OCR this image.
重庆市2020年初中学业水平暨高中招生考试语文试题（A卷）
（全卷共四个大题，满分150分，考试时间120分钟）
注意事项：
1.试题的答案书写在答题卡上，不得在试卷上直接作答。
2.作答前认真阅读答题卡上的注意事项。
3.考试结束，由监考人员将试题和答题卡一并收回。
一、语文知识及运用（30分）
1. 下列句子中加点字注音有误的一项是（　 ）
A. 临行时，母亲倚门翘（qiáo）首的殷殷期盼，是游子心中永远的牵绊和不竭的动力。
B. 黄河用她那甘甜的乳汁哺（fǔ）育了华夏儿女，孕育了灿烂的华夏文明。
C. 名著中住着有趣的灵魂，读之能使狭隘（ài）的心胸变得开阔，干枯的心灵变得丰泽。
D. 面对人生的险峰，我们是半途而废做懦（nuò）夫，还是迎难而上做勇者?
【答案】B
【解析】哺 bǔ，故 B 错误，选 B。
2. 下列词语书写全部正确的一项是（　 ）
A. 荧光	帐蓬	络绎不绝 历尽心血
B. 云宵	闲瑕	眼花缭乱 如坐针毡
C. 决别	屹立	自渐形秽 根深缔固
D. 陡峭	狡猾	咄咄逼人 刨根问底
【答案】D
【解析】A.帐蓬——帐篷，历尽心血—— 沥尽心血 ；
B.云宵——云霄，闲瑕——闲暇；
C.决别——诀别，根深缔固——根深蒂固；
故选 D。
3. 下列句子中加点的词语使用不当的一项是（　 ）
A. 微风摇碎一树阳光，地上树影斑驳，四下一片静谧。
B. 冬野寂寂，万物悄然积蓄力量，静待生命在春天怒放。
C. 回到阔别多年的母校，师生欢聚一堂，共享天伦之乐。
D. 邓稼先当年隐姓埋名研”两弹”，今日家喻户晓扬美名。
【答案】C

GOAL – Retype the listing. Match it exactly.

SOLUTION TO THIS TASK –
OCR this image.
重庆市2020年初中学业水平暨高中招生考试语文试题（A卷）
（全卷共四个大题，满分150分，考试时间120分钟）
注意事项：
1.试题的答案书写在答题卡上，不得在试卷上直接作答。
2.作答前认真阅读答题卡上的注意事项。
3.考试结束，由监考人员将试题和答题卡一并收回。
一、语文知识及运用（30分）
1. 下列句子中加点字注音有误的一项是（　 ）
A. 临行时，母亲倚门翘（qiáo）首的殷殷期盼，是游子心中永远的牵绊和不竭的动力。
B. 黄河用她那甘甜的乳汁哺（fǔ）育了华夏儿女，孕育了灿烂的华夏文明。
C. 名著中住着有趣的灵魂，读之能使狭隘（ài）的心胸变得开阔，干枯的心灵变得丰泽。
D. 面对人生的险峰，我们是半途而废做懦（nuò）夫，还是迎难而上做勇者?
【答案】B
【解析】哺 bǔ，故 B 错误，选 B。
2. 下列词语书写全部正确的一项是（　 ）
A. 荧光	帐蓬	络绎不绝 历尽心血
B. 云宵	闲瑕	眼花缭乱 如坐针毡
C. 决别	屹立	自渐形秽 根深缔固
D. 陡峭	狡猾	咄咄逼人 刨根问底
【答案】D
【解析】A.帐蓬——帐篷，历尽心血—— 沥尽心血 ；
B.云宵——云霄，闲瑕——闲暇；
C.决别——诀别，根深缔固——根深蒂固；
故选 D。
3. 下列句子中加点的词语使用不当的一项是（　 ）
A. 微风摇碎一树阳光，地上树影斑驳，四下一片静谧。
B. 冬野寂寂，万物悄然积蓄力量，静待生命在春天怒放。
C. 回到阔别多年的母校，师生欢聚一堂，共享天伦之乐。
D. 邓稼先当年隐姓埋名研”两弹”，今日家喻户晓扬美名。
【答案】C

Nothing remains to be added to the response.